---- Supplied information

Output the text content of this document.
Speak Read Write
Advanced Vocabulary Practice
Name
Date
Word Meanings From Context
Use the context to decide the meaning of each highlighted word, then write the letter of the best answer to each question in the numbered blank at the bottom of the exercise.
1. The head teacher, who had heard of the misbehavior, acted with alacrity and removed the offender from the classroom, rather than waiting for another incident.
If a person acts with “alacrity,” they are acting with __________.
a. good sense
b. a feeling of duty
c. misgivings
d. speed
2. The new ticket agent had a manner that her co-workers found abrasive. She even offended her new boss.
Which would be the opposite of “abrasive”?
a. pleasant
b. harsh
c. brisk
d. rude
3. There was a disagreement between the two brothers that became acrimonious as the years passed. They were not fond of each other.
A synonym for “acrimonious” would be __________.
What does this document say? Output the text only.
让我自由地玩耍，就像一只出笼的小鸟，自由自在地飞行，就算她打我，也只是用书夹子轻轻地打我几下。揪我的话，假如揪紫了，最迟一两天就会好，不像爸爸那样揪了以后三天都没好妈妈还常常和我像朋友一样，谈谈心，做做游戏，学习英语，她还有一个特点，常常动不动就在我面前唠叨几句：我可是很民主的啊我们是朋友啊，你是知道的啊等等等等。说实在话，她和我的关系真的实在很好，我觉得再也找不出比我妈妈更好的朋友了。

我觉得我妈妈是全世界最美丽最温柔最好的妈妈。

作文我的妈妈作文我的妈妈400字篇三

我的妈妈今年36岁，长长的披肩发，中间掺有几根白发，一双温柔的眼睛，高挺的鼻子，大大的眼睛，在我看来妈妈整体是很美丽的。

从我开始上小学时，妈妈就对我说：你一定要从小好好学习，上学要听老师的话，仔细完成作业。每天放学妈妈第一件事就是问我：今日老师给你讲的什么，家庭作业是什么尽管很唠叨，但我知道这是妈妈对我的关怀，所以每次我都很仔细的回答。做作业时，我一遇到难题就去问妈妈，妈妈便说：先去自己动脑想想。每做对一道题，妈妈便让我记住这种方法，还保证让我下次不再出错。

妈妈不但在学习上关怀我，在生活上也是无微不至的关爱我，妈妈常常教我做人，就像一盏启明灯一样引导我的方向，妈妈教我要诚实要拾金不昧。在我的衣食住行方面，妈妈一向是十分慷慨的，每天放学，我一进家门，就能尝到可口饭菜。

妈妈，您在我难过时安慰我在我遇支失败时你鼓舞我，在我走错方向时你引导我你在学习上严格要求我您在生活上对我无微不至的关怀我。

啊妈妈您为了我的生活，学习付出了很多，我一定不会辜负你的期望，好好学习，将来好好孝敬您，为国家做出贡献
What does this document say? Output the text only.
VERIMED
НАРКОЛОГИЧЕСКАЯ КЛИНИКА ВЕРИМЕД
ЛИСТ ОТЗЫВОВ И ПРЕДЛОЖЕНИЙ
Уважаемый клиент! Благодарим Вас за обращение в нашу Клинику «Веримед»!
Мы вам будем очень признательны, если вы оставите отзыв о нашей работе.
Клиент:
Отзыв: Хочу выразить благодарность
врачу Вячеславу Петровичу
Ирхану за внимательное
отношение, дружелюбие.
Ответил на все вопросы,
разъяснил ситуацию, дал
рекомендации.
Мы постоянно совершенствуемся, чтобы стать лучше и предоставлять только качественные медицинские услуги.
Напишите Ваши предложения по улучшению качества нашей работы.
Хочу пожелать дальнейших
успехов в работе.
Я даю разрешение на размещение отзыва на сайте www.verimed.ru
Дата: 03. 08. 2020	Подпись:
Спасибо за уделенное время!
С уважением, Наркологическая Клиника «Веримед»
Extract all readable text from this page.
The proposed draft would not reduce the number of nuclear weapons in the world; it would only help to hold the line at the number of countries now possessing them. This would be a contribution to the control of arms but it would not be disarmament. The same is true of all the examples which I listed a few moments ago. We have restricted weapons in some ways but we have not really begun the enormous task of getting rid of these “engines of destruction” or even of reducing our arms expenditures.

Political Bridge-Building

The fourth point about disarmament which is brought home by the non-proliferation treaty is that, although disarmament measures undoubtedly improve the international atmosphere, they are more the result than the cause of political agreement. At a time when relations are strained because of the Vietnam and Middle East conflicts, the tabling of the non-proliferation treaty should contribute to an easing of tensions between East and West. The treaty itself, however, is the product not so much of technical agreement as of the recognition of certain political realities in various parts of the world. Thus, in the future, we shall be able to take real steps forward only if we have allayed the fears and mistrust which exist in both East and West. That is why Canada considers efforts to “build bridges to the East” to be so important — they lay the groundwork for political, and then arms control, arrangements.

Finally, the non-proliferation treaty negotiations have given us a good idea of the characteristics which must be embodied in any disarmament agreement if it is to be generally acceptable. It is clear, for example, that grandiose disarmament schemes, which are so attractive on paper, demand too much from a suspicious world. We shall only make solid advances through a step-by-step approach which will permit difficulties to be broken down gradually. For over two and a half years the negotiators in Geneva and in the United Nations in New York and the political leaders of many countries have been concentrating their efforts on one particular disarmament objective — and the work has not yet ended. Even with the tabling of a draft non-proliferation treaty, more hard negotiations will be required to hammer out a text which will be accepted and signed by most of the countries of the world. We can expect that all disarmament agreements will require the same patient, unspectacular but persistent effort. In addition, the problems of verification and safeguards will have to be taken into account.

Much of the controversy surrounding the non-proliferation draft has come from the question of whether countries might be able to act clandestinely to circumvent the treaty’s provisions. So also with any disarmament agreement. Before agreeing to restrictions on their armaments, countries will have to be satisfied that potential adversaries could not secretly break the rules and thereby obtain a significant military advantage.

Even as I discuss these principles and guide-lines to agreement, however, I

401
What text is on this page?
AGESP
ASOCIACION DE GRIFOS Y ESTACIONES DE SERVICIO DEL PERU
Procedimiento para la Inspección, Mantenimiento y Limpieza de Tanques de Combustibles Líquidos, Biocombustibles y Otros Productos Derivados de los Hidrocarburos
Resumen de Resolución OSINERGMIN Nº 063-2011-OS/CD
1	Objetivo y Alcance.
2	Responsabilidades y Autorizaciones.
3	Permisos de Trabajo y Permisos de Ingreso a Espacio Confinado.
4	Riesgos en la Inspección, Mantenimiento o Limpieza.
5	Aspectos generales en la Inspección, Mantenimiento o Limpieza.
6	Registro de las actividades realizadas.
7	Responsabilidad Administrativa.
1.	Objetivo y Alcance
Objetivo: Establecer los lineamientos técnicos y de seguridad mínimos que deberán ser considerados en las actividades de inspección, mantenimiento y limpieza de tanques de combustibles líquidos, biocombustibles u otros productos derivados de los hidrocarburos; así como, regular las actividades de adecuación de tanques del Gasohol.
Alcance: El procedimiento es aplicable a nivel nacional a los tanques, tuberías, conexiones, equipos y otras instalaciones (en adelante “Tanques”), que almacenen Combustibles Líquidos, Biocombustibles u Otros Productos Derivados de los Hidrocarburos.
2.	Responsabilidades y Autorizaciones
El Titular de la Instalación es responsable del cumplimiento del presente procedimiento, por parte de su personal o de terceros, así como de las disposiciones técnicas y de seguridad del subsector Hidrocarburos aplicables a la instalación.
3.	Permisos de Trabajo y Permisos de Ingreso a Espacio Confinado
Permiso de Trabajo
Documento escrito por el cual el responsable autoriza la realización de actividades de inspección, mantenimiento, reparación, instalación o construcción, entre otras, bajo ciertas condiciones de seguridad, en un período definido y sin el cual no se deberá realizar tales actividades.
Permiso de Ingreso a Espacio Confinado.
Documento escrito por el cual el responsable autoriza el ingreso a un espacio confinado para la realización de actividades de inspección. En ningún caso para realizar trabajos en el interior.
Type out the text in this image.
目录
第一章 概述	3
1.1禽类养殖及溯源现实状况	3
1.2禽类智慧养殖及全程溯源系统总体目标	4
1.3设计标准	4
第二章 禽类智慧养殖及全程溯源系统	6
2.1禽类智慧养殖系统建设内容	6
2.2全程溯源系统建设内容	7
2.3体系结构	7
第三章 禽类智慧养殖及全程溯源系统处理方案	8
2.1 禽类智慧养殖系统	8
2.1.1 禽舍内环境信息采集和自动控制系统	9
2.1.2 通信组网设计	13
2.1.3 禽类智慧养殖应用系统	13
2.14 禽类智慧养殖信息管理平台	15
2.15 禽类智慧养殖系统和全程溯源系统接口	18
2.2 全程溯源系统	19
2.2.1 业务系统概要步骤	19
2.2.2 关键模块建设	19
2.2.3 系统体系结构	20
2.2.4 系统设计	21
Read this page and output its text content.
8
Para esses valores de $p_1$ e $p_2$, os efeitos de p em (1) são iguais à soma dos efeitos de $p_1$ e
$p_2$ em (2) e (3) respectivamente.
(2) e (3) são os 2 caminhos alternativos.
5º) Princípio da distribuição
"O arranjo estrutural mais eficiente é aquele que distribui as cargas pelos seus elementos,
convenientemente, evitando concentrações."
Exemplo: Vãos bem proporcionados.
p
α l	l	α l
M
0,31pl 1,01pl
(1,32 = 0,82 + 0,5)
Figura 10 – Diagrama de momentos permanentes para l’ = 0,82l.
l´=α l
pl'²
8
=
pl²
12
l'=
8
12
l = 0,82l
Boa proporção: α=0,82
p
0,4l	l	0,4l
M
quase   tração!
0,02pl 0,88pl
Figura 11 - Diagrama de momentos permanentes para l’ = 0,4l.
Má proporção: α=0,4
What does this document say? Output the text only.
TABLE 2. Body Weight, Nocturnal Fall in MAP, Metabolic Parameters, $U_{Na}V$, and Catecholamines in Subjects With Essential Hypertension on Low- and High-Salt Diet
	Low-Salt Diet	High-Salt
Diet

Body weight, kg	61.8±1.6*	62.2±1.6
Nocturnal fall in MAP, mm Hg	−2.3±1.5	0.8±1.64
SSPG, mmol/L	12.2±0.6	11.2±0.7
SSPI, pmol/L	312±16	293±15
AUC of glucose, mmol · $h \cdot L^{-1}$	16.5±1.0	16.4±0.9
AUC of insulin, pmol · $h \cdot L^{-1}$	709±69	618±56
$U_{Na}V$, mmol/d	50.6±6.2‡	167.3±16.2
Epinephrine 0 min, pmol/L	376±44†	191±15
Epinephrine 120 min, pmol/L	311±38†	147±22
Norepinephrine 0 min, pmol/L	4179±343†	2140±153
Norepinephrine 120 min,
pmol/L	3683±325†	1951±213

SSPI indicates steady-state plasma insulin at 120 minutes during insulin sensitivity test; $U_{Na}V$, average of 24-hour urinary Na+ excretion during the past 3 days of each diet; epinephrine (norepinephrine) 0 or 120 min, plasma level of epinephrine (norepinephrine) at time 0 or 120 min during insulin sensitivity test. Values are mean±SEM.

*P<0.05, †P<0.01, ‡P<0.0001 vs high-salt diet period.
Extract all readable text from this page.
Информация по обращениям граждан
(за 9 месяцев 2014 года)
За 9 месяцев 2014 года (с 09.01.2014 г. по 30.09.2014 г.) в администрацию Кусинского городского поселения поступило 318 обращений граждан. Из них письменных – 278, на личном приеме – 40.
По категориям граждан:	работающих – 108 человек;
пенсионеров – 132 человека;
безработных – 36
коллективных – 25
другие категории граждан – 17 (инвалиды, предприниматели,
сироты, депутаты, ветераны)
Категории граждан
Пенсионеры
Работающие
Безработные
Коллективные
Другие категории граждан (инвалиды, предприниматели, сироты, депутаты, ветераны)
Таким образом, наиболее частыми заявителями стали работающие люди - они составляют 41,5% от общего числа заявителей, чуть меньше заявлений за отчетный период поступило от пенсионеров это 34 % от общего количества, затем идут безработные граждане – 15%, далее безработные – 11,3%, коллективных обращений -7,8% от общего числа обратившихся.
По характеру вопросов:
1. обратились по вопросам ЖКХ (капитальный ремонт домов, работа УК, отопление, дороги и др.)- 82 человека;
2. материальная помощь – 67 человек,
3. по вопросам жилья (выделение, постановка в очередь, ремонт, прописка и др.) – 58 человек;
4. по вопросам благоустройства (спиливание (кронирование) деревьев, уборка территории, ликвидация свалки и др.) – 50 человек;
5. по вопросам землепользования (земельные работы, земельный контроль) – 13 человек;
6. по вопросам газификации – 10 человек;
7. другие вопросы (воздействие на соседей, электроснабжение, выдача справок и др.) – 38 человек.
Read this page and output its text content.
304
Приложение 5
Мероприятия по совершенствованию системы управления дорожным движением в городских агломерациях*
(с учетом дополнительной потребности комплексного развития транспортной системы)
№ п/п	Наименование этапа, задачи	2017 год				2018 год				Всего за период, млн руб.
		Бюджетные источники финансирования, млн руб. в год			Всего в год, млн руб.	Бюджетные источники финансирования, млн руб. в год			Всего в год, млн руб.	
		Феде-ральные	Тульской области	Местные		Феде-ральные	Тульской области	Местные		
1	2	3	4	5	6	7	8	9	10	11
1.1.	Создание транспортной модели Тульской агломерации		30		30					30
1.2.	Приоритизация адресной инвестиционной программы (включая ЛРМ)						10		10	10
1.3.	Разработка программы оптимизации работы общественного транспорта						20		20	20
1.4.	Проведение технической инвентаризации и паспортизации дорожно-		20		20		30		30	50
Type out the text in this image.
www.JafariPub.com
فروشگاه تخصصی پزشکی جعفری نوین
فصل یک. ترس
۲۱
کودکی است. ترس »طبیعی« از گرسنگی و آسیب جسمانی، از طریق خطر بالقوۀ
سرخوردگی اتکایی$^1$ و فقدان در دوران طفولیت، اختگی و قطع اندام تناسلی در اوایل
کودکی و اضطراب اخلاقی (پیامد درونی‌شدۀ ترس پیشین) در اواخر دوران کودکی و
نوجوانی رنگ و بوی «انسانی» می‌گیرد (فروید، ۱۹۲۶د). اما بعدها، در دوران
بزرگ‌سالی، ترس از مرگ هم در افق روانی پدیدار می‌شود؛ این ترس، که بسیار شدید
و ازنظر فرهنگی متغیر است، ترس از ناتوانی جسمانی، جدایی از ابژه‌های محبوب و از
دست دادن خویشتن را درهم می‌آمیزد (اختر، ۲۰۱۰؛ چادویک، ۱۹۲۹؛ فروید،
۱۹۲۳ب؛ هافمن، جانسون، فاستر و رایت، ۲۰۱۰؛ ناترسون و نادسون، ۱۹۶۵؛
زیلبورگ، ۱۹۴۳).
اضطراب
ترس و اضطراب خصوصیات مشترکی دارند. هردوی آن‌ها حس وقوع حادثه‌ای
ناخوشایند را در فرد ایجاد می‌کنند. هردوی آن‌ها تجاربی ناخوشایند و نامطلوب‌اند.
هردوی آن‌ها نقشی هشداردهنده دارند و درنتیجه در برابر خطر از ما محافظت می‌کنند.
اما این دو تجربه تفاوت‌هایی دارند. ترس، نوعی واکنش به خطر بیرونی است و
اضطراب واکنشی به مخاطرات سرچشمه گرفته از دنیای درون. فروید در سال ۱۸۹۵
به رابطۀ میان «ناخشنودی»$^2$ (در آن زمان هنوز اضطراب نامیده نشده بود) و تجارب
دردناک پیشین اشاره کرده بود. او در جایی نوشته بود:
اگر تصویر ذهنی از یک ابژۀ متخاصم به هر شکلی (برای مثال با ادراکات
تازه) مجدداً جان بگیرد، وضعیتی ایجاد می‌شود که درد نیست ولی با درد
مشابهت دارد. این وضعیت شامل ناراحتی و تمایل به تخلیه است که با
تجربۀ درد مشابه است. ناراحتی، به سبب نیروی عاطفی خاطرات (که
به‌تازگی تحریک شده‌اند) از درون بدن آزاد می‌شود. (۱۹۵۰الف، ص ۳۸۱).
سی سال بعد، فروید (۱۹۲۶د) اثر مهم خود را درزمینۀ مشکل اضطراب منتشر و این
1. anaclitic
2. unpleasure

--------

◆ Instruction
Return all lines with the word "instalación" in them.

◆ The completed task
El Titular de la Instalación es responsable del cumplimiento del presente procedimiento, por parte de su personal o de terceros, así como de las disposiciones técnicas y de seguridad del subsector Hidrocarburos aplicables a la instalación.
Documento escrito por el cual el responsable autoriza la realización de actividades de inspección, mantenimiento, reparación, instalación o construcción, entre otras, bajo ciertas condiciones de seguridad, en un período definido y sin el cual no se deberá realizar tales actividades.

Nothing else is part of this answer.